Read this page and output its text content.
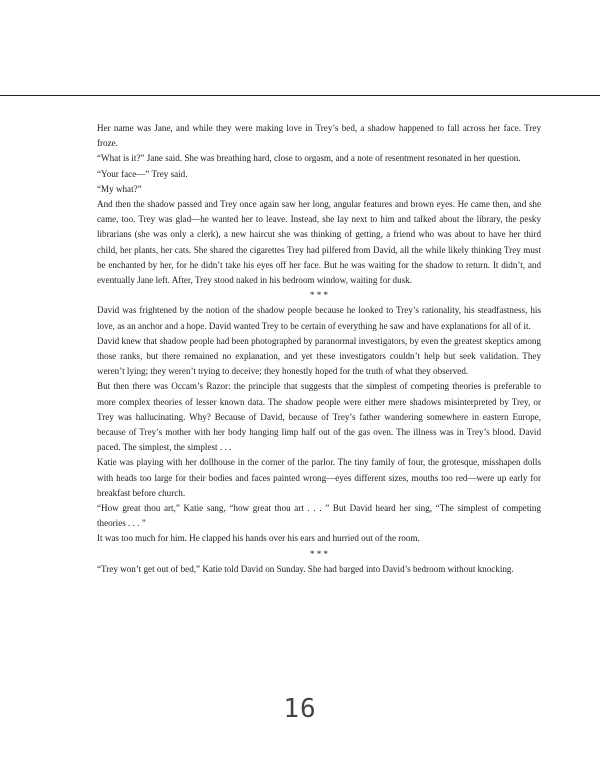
Her name was Jane, and while they were making love in Trey’s bed, a shadow happened to fall across her face. Trey froze.

“What is it?” Jane said. She was breathing hard, close to orgasm, and a note of resentment resonated in her question.

“Your face—” Trey said.

“My what?”

And then the shadow passed and Trey once again saw her long, angular features and brown eyes. He came then, and she came, too. Trey was glad—he wanted her to leave. Instead, she lay next to him and talked about the library, the pesky librarians (she was only a clerk), a new haircut she was thinking of getting, a friend who was about to have her third child, her plants, her cats. She shared the cigarettes Trey had pilfered from David, all the while likely thinking Trey must be enchanted by her, for he didn’t take his eyes off her face. But he was waiting for the shadow to return. It didn’t, and eventually Jane left. After, Trey stood naked in his bedroom window, waiting for dusk.

* * *

David was frightened by the notion of the shadow people because he looked to Trey’s rationality, his steadfastness, his love, as an anchor and a hope. David wanted Trey to be certain of everything he saw and have explanations for all of it.

David knew that shadow people had been photographed by paranormal investigators, by even the greatest skeptics among those ranks, but there remained no explanation, and yet these investigators couldn’t help but seek validation. They weren’t lying; they weren’t trying to deceive; they honestly hoped for the truth of what they observed.

But then there was Occam’s Razor: the principle that suggests that the simplest of competing theories is preferable to more complex theories of lesser known data. The shadow people were either mere shadows misinterpreted by Trey, or Trey was hallucinating. Why? Because of David, because of Trey’s father wandering somewhere in eastern Europe, because of Trey’s mother with her body hanging limp half out of the gas oven. The illness was in Trey’s blood. David paced. The simplest, the simplest . . .

Katie was playing with her dollhouse in the corner of the parlor. The tiny family of four, the grotesque, misshapen dolls with heads too large for their bodies and faces painted wrong—eyes different sizes, mouths too red—were up early for breakfast before church.

“How great thou art,” Katie sang, “how great thou art . . . ” But David heard her sing, “The simplest of competing theories . . . ”

It was too much for him. He clapped his hands over his ears and hurried out of the room.

* * *

“Trey won’t get out of bed,” Katie told David on Sunday. She had barged into David’s bedroom without knocking.

16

· · · · · · ·

Your goal ▸ Collect from the data above every line that includes "then".

Solved exercise ▸
And then the shadow passed and Trey once again saw her long, angular features and brown eyes. He came then, and she came, too. Trey was glad—he wanted her to leave. Instead, she lay next to him and talked about the library, the pesky librarians (she was only a clerk), a new haircut she was thinking of getting, a friend who was about to have her third child, her plants, her cats. She shared the cigarettes Trey had pilfered from David, all the while likely thinking Trey must be enchanted by her, for he didn’t take his eyes off her face. But he was waiting for the shadow to return. It didn’t, and eventually Jane left. After, Trey stood naked in his bedroom window, waiting for dusk.
But then there was Occam’s Razor: the principle that suggests that the simplest of competing theories is preferable to more complex theories of lesser known data. The shadow people were either mere shadows misinterpreted by Trey, or Trey was hallucinating. Why? Because of David, because of Trey’s father wandering somewhere in eastern Europe, because of Trey’s mother with her body hanging limp half out of the gas oven. The illness was in Trey’s blood. David paced. The simplest, the simplest . . .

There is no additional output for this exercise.